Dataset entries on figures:
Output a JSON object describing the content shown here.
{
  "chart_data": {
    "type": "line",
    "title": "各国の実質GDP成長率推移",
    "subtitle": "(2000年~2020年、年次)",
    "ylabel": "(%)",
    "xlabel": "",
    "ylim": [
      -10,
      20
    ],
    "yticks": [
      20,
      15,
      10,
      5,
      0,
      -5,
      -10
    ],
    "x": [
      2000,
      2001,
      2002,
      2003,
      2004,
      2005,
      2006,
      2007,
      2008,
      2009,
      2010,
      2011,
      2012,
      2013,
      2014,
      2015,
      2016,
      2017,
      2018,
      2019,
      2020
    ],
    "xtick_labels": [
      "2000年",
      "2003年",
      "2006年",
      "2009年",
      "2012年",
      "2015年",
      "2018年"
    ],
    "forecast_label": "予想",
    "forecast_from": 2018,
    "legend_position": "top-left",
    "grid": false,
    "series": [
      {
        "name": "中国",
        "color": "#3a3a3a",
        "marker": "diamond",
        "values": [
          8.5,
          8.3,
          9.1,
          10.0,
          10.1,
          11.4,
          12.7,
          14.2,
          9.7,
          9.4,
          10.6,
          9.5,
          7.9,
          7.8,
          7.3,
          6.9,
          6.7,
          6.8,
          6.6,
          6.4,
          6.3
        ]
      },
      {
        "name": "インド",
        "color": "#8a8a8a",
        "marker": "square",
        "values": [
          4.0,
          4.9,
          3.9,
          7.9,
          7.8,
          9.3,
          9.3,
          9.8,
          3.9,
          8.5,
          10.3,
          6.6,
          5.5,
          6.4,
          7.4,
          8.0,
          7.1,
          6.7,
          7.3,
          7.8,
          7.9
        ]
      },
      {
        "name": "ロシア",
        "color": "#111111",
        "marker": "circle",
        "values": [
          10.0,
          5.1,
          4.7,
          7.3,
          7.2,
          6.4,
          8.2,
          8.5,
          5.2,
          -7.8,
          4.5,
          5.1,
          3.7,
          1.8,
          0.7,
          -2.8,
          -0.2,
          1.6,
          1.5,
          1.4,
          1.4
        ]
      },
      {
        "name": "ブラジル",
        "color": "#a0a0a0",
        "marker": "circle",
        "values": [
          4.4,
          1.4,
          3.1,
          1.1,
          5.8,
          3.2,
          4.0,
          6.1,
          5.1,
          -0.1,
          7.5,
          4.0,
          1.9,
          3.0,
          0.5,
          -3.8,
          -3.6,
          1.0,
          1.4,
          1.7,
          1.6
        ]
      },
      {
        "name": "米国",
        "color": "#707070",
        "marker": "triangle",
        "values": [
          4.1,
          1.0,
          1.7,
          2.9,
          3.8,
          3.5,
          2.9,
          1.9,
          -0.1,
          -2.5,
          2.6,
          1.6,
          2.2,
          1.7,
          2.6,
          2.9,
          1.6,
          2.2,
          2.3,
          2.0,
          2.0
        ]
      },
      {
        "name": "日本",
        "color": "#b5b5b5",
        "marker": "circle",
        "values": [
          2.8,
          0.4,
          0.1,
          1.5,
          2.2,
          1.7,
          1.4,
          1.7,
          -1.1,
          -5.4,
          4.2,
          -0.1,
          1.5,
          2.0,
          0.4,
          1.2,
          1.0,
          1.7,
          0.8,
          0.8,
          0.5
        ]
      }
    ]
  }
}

§ WORK TO BE COMPLETED:
Where does the word "name" appear in the listing? List each line that holds it.

§ IN RESPONSE:
        "name": "中国",
        "name": "インド",
        "name": "ロシア",
        "name": "ブラジル",
        "name": "米国",
        "name": "日本",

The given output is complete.